» **Problem to solve**: Using the listing below, extract each line that has the word "título" in it.

Dataset records:
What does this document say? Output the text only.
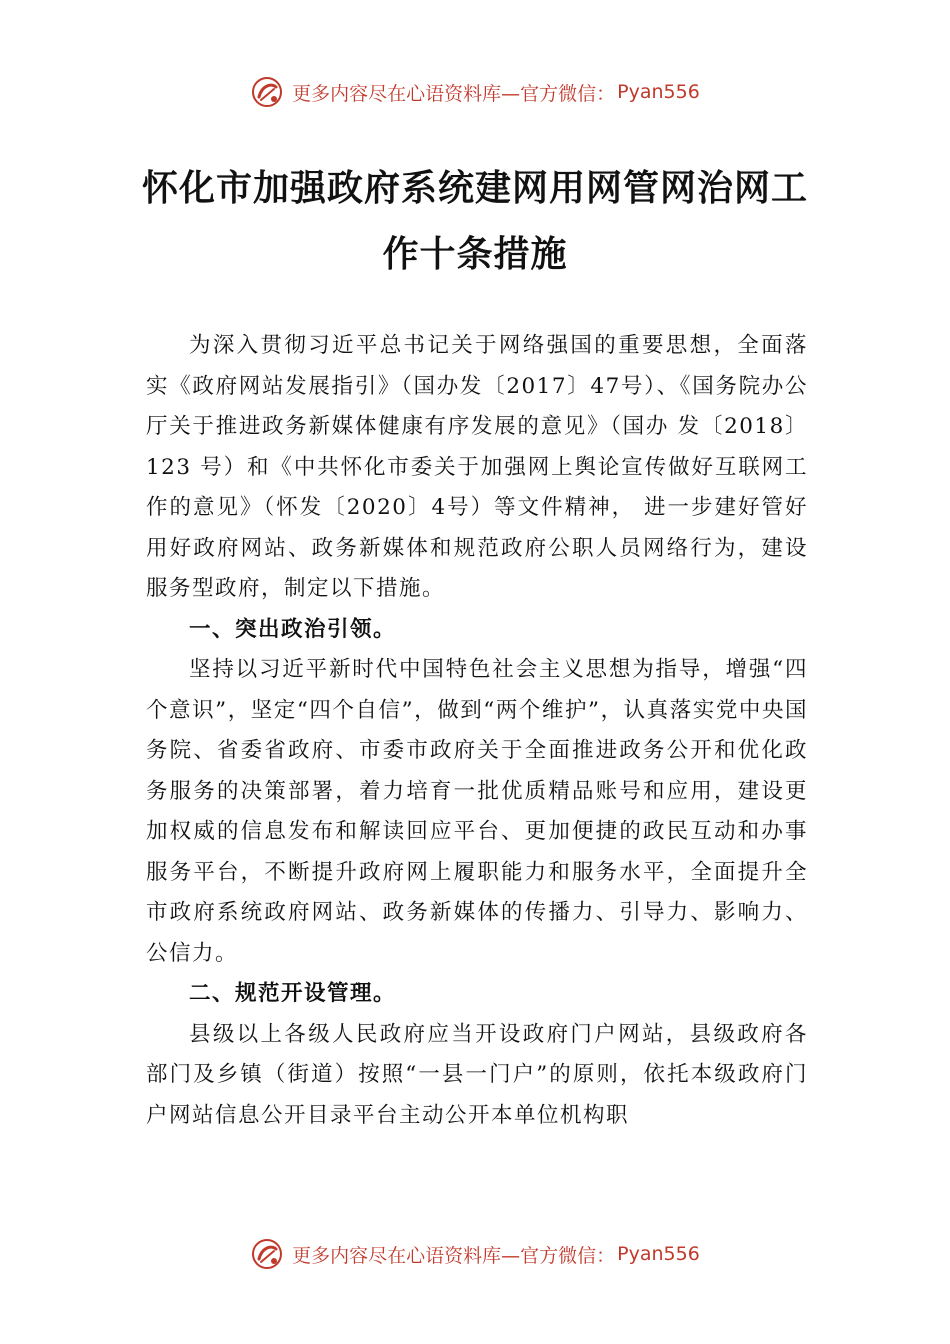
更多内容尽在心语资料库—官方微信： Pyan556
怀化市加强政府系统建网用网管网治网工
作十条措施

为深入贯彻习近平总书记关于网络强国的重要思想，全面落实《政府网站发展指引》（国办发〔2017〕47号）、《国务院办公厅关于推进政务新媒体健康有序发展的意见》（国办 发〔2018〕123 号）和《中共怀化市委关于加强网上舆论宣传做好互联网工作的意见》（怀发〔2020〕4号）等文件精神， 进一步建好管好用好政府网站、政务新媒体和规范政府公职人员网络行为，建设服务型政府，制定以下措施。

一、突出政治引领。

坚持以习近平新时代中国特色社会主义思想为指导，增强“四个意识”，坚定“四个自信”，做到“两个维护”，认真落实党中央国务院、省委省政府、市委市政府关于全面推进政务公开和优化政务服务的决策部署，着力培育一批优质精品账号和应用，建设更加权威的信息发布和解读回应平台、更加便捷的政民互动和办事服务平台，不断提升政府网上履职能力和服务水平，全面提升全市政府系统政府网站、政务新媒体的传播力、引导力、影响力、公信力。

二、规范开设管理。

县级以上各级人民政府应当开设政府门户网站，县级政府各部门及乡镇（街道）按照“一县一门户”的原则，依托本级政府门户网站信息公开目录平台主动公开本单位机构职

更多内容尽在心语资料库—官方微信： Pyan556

--

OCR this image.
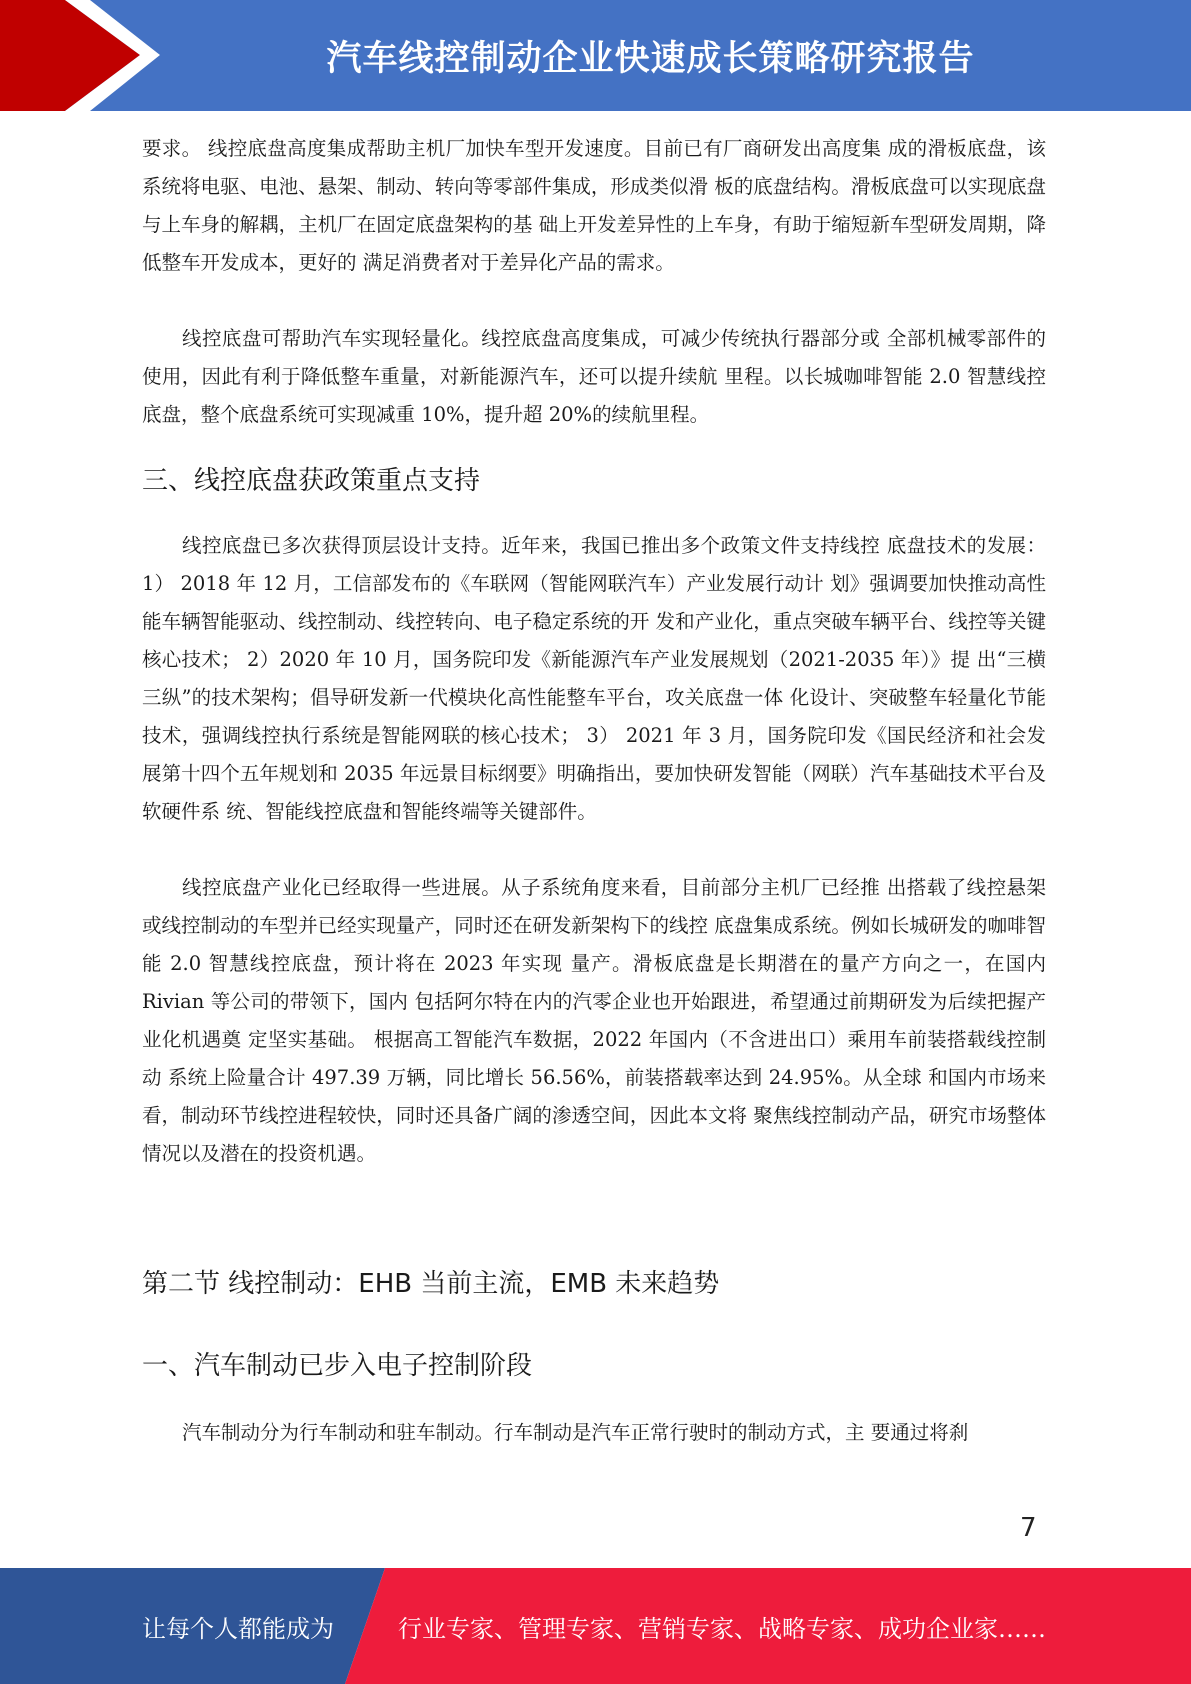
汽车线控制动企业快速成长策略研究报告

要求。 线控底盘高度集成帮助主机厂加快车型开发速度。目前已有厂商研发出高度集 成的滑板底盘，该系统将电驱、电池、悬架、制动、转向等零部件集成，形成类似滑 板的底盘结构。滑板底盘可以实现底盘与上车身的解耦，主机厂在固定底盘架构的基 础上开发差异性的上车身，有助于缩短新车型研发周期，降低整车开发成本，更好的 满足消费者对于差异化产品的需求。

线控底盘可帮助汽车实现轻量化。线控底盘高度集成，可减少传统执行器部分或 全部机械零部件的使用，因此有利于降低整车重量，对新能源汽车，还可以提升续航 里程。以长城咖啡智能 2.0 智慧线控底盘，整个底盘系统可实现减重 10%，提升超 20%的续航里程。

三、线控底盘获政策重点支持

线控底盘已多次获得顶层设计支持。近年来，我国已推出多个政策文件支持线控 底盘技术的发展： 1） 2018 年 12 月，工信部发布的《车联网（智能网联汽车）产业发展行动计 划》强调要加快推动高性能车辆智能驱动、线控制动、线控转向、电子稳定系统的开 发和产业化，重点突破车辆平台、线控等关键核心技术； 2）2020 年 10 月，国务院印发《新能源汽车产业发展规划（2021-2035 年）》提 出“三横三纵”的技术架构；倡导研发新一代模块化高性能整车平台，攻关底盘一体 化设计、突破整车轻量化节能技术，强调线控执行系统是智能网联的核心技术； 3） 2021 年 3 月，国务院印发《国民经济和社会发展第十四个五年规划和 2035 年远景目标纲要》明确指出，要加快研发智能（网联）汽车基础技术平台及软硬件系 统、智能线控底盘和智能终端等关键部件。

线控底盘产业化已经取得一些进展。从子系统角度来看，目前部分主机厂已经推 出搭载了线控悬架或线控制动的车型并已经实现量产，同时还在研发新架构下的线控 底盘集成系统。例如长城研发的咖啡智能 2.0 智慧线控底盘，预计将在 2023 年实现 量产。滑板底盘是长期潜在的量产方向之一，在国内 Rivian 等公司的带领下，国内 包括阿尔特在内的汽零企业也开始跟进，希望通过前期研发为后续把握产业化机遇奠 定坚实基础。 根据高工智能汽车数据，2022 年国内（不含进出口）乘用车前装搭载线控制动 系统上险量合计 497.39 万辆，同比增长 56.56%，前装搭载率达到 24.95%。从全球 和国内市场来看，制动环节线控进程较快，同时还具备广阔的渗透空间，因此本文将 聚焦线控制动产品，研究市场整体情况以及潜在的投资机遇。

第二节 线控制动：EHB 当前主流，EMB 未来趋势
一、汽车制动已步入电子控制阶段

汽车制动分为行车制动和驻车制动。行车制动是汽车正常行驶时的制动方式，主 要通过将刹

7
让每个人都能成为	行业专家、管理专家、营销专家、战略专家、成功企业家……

==

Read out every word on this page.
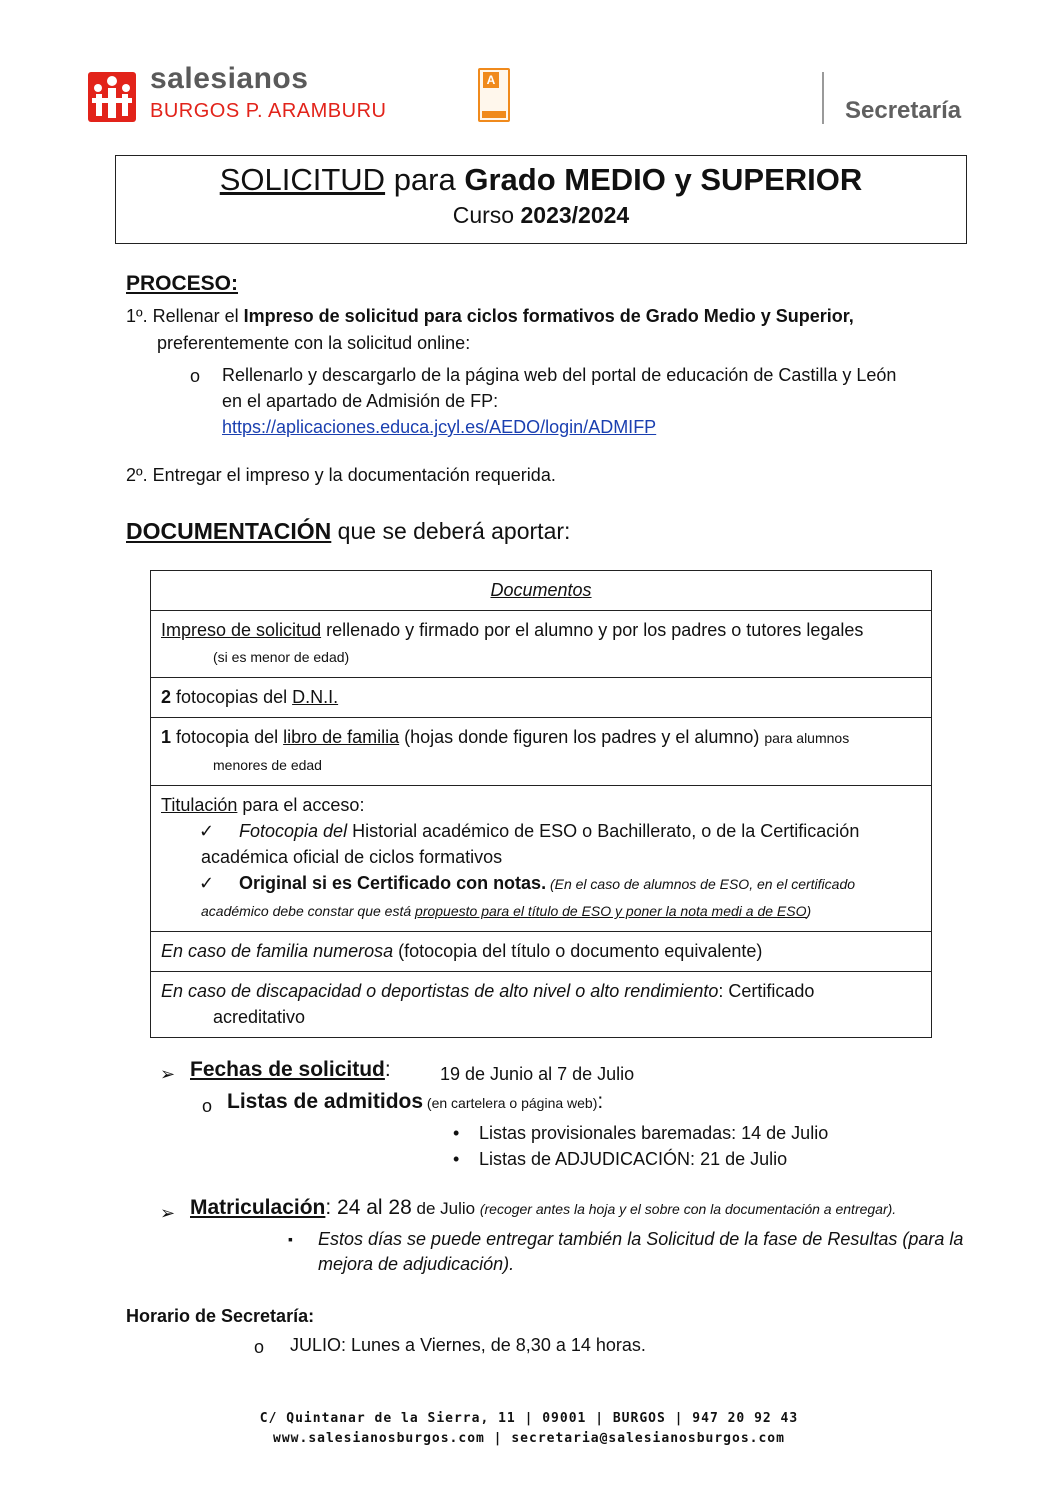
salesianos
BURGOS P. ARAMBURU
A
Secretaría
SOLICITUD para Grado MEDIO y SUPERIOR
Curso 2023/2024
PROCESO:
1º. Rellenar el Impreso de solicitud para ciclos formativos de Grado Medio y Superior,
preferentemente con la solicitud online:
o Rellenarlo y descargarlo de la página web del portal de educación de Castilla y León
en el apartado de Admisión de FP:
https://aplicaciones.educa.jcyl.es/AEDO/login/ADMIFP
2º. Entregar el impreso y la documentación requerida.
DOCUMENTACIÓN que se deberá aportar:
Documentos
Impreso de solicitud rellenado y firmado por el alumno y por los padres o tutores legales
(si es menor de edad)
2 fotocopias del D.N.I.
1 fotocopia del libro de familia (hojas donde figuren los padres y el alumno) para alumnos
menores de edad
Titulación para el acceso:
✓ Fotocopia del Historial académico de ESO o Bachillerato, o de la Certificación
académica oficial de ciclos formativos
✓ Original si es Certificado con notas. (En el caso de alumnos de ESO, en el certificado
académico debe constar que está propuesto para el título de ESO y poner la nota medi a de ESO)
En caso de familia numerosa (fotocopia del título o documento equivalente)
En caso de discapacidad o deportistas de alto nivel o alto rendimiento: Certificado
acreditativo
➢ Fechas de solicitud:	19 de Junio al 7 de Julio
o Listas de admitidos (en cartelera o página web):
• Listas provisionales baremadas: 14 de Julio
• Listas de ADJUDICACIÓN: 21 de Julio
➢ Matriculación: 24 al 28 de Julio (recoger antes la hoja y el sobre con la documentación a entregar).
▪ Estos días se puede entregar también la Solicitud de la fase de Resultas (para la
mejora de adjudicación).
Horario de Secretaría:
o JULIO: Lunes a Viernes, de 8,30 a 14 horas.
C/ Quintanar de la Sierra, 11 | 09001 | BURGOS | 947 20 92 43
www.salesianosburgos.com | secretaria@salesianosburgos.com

» **Finished task**:
académico debe constar que está propuesto para el título de ESO y poner la nota medi a de ESO)
En caso de familia numerosa (fotocopia del título o documento equivalente)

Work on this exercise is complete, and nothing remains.